What the task requires: Gather from the material every line that contains the string "Student".

Task material:
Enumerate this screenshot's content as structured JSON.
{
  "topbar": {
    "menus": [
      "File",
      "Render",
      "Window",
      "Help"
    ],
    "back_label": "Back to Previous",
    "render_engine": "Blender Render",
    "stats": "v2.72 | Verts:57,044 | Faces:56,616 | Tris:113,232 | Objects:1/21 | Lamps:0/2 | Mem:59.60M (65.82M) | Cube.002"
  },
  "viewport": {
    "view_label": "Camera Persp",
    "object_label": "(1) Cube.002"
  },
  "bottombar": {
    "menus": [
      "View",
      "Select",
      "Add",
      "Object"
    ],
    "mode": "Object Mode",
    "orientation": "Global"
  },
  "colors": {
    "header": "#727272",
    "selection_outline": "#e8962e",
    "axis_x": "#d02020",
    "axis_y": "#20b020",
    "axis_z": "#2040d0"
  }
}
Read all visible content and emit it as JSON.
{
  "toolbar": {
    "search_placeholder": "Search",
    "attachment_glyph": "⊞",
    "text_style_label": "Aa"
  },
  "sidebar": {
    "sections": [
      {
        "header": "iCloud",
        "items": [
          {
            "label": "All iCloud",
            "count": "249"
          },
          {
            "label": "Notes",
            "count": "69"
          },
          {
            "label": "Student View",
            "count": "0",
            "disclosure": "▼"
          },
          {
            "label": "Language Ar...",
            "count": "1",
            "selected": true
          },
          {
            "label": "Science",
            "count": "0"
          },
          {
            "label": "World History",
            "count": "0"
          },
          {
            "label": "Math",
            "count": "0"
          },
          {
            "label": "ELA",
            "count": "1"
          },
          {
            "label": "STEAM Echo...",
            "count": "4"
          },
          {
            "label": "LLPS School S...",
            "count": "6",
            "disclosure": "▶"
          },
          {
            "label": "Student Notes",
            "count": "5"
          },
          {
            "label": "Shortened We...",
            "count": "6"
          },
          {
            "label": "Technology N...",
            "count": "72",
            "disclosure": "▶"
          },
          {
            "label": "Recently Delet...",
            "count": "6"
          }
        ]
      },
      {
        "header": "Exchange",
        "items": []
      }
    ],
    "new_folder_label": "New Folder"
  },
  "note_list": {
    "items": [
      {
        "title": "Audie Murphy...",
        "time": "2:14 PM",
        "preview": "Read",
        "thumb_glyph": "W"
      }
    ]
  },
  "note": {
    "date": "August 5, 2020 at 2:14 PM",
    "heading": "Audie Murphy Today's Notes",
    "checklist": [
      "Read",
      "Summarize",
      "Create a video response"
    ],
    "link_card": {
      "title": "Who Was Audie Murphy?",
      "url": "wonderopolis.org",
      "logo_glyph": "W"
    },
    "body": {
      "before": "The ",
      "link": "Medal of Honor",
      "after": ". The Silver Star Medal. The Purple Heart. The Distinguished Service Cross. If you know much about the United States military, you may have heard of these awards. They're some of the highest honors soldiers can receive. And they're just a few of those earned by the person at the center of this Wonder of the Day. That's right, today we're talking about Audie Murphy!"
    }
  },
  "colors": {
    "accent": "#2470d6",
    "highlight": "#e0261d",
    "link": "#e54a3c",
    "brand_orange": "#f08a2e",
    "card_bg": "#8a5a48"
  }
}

Answer for this exercise:
            "label": "Student View",
            "label": "Student Notes",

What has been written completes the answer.